*** Data supplied

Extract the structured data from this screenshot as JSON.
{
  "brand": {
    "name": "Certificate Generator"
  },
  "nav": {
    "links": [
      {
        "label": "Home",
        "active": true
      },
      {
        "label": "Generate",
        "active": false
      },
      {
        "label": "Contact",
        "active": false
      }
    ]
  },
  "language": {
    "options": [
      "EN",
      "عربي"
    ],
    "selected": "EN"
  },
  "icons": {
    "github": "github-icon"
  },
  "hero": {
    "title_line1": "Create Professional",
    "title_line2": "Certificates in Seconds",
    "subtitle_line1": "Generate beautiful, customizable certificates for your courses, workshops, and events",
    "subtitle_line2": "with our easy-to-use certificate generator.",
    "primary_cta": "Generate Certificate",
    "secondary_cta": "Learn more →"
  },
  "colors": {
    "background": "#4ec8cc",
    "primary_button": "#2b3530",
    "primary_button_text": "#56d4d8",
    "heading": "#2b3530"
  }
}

******

■ **To be done**:
Each line in the material above must be retyped without alteration.

■ **Task result**:
Extract the structured data from this screenshot as JSON.
{
  "brand": {
    "name": "Certificate Generator"
  },
  "nav": {
    "links": [
      {
        "label": "Home",
        "active": true
      },
      {
        "label": "Generate",
        "active": false
      },
      {
        "label": "Contact",
        "active": false
      }
    ]
  },
  "language": {
    "options": [
      "EN",
      "عربي"
    ],
    "selected": "EN"
  },
  "icons": {
    "github": "github-icon"
  },
  "hero": {
    "title_line1": "Create Professional",
    "title_line2": "Certificates in Seconds",
    "subtitle_line1": "Generate beautiful, customizable certificates for your courses, workshops, and events",
    "subtitle_line2": "with our easy-to-use certificate generator.",
    "primary_cta": "Generate Certificate",
    "secondary_cta": "Learn more →"
  },
  "colors": {
    "background": "#4ec8cc",
    "primary_button": "#2b3530",
    "primary_button_text": "#56d4d8",
    "heading": "#2b3530"
  }
}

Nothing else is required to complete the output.